### Task brief
Check each line of the listing below for the string "Oral", then give only the number of lines where it occurs.

### Provided data
[Start of section]

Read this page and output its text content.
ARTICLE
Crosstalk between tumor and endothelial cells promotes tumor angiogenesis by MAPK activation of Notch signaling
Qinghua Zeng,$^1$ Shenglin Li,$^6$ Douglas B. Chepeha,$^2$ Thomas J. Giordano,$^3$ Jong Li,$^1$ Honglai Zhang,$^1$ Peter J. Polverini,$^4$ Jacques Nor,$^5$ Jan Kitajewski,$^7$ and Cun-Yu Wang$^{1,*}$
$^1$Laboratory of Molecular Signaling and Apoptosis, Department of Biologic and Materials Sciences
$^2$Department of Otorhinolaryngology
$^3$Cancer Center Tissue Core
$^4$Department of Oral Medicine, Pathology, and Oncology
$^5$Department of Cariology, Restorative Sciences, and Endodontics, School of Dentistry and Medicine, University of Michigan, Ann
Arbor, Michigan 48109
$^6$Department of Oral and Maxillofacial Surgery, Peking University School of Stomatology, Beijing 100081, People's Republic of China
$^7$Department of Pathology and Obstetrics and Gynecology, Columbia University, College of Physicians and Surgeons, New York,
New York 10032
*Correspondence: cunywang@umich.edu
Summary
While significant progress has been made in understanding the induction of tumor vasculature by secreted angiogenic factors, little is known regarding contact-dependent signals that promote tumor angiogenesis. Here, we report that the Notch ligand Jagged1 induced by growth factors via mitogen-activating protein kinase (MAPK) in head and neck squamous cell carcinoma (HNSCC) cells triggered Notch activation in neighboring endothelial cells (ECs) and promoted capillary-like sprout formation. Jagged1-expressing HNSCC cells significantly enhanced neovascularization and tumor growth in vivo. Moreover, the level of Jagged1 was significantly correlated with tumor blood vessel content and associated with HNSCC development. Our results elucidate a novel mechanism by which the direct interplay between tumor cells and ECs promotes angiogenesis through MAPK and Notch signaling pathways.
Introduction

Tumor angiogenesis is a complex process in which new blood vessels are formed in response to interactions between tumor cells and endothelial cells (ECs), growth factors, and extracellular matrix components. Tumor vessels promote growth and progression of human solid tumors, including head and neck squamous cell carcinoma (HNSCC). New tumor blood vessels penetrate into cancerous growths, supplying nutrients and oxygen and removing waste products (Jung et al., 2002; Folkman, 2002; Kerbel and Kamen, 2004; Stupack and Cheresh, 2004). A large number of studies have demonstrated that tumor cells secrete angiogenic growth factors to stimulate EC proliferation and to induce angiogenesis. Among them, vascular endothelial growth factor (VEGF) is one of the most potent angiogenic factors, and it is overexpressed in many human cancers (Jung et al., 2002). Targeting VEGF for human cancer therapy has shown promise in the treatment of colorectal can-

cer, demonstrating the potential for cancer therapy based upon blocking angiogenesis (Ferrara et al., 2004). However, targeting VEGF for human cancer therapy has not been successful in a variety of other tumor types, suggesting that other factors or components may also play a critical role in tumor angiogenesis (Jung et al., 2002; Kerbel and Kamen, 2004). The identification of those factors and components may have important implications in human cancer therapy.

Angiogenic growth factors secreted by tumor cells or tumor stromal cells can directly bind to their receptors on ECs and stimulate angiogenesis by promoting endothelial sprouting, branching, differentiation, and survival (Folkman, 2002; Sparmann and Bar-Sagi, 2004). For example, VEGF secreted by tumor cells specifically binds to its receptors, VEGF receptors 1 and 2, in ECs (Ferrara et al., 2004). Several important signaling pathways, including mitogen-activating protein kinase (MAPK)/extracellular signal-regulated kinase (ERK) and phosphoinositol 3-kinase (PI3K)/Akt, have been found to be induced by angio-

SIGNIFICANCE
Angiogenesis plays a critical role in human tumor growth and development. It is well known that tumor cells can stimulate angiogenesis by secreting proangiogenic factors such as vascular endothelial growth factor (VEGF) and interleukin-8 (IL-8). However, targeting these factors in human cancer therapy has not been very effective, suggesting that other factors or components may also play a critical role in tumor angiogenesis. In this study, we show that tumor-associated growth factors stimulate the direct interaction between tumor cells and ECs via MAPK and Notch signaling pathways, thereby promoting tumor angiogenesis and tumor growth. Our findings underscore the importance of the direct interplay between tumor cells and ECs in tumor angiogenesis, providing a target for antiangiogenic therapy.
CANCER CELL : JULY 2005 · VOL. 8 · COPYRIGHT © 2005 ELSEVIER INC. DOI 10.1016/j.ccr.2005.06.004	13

[End of section]

### Reply to the exercise
2